[Task description]
Count the lines in the rows below that contain the string "circuit", and give only that number.

[Available data]

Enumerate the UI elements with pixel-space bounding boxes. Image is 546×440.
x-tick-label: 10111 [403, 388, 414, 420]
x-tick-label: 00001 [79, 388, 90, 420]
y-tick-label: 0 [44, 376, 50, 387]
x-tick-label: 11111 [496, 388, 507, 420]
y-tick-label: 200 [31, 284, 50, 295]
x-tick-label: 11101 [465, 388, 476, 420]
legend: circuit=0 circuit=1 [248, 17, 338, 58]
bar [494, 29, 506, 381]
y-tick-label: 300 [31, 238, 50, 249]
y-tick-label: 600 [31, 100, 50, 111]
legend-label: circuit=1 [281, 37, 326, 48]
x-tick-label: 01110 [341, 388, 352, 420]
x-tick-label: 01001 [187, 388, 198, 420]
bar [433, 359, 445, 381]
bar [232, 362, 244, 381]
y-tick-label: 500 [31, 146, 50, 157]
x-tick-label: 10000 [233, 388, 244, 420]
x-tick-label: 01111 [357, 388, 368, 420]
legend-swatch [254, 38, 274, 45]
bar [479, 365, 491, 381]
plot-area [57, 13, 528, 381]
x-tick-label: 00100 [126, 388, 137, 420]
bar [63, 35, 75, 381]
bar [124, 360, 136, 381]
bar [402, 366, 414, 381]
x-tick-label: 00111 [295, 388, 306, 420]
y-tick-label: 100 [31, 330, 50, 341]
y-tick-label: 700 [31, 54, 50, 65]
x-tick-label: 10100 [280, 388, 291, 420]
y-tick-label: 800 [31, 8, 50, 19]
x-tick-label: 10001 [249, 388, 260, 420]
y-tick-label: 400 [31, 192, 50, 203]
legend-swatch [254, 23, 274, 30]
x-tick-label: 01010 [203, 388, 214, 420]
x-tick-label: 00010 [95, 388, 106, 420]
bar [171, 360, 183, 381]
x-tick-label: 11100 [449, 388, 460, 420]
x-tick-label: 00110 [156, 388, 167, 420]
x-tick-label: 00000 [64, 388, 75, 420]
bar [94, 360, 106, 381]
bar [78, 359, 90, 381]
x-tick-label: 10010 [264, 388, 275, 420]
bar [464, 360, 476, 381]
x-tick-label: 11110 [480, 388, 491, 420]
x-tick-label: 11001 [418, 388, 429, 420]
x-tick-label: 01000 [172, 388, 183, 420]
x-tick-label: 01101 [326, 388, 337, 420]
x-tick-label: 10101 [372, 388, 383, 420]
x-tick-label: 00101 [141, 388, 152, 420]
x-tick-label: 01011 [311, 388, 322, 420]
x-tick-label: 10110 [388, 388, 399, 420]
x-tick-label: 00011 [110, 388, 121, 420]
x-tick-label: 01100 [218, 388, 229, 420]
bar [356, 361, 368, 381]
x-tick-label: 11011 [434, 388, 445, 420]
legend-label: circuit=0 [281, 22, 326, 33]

[Solution for this task]
3